Aim » Pictures do not belong in the copy; transcribe everything else in the records exactly.

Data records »

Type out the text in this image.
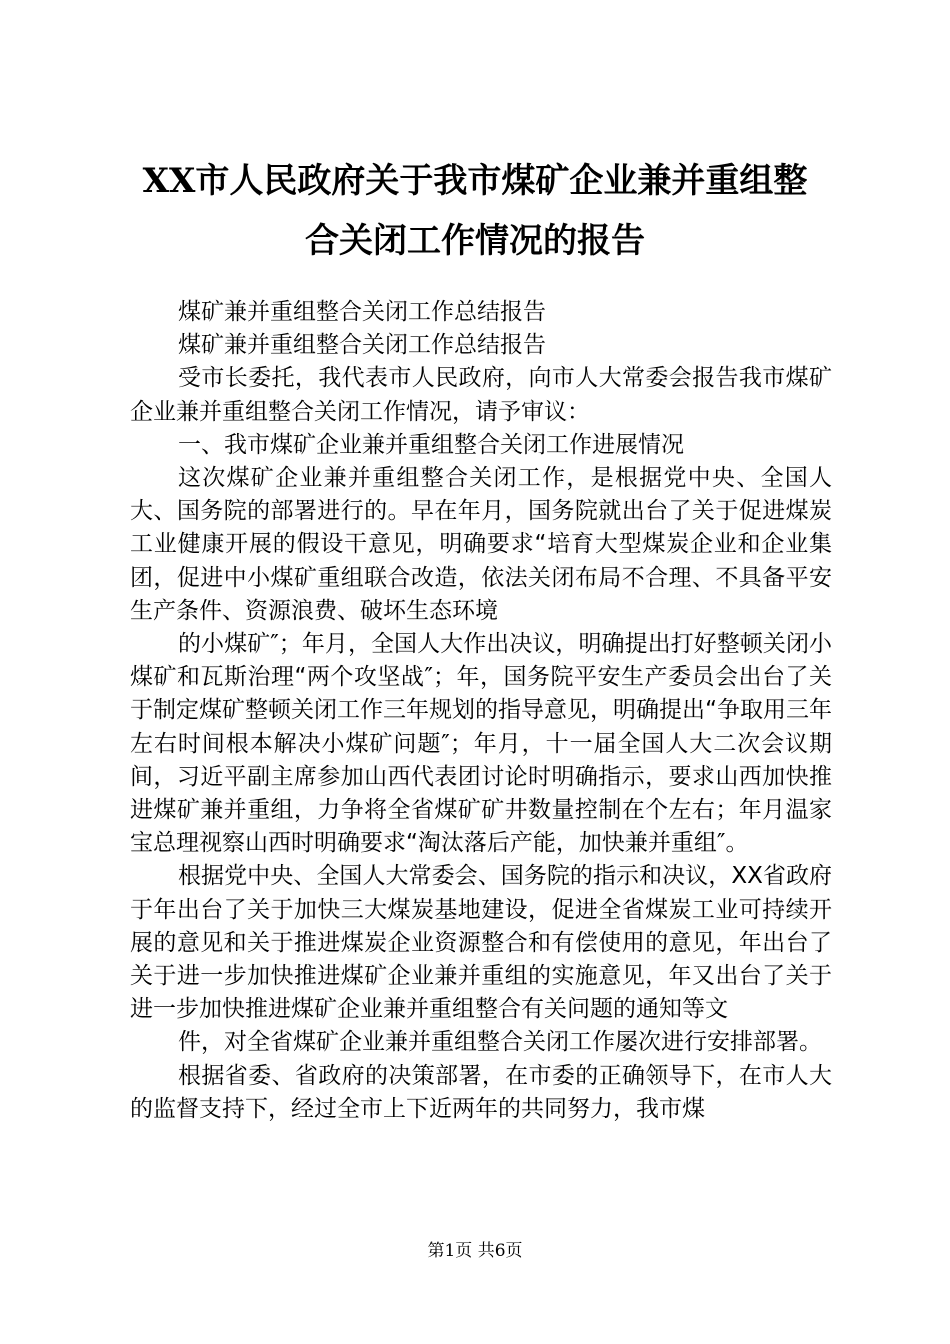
XX市人民政府关于我市煤矿企业兼并重组整
合关闭工作情况的报告

煤矿兼并重组整合关闭工作总结报告

煤矿兼并重组整合关闭工作总结报告

受市长委托，我代表市人民政府，向市人大常委会报告我市煤矿企业兼并重组整合关闭工作情况，请予审议：

一、我市煤矿企业兼并重组整合关闭工作进展情况

这次煤矿企业兼并重组整合关闭工作，是根据党中央、全国人大、国务院的部署进行的。早在年月，国务院就出台了关于促进煤炭工业健康开展的假设干意见，明确要求“培育大型煤炭企业和企业集团，促进中小煤矿重组联合改造，依法关闭布局不合理、不具备平安生产条件、资源浪费、破坏生态环境

的小煤矿″；年月，全国人大作出决议，明确提出打好整顿关闭小煤矿和瓦斯治理“两个攻坚战″；年，国务院平安生产委员会出台了关于制定煤矿整顿关闭工作三年规划的指导意见，明确提出“争取用三年左右时间根本解决小煤矿问题″；年月，十一届全国人大二次会议期间，习近平副主席参加山西代表团讨论时明确指示，要求山西加快推进煤矿兼并重组，力争将全省煤矿矿井数量控制在个左右；年月温家宝总理视察山西时明确要求“淘汰落后产能，加快兼并重组″。

根据党中央、全国人大常委会、国务院的指示和决议，XX省政府于年出台了关于加快三大煤炭基地建设，促进全省煤炭工业可持续开展的意见和关于推进煤炭企业资源整合和有偿使用的意见，年出台了关于进一步加快推进煤矿企业兼并重组的实施意见，年又出台了关于进一步加快推进煤矿企业兼并重组整合有关问题的通知等文

件，对全省煤矿企业兼并重组整合关闭工作屡次进行安排部署。

根据省委、省政府的决策部署，在市委的正确领导下，在市人大的监督支持下，经过全市上下近两年的共同努力，我市煤

第1页 共6页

Output »
Type out the text in this image.
XX市人民政府关于我市煤矿企业兼并重组整
合关闭工作情况的报告

煤矿兼并重组整合关闭工作总结报告

煤矿兼并重组整合关闭工作总结报告

受市长委托，我代表市人民政府，向市人大常委会报告我市煤矿企业兼并重组整合关闭工作情况，请予审议：

一、我市煤矿企业兼并重组整合关闭工作进展情况

这次煤矿企业兼并重组整合关闭工作，是根据党中央、全国人大、国务院的部署进行的。早在年月，国务院就出台了关于促进煤炭工业健康开展的假设干意见，明确要求“培育大型煤炭企业和企业集团，促进中小煤矿重组联合改造，依法关闭布局不合理、不具备平安生产条件、资源浪费、破坏生态环境

的小煤矿″；年月，全国人大作出决议，明确提出打好整顿关闭小煤矿和瓦斯治理“两个攻坚战″；年，国务院平安生产委员会出台了关于制定煤矿整顿关闭工作三年规划的指导意见，明确提出“争取用三年左右时间根本解决小煤矿问题″；年月，十一届全国人大二次会议期间，习近平副主席参加山西代表团讨论时明确指示，要求山西加快推进煤矿兼并重组，力争将全省煤矿矿井数量控制在个左右；年月温家宝总理视察山西时明确要求“淘汰落后产能，加快兼并重组″。

根据党中央、全国人大常委会、国务院的指示和决议，XX省政府于年出台了关于加快三大煤炭基地建设，促进全省煤炭工业可持续开展的意见和关于推进煤炭企业资源整合和有偿使用的意见，年出台了关于进一步加快推进煤矿企业兼并重组的实施意见，年又出台了关于进一步加快推进煤矿企业兼并重组整合有关问题的通知等文

件，对全省煤矿企业兼并重组整合关闭工作屡次进行安排部署。

根据省委、省政府的决策部署，在市委的正确领导下，在市人大的监督支持下，经过全市上下近两年的共同努力，我市煤

第1页 共6页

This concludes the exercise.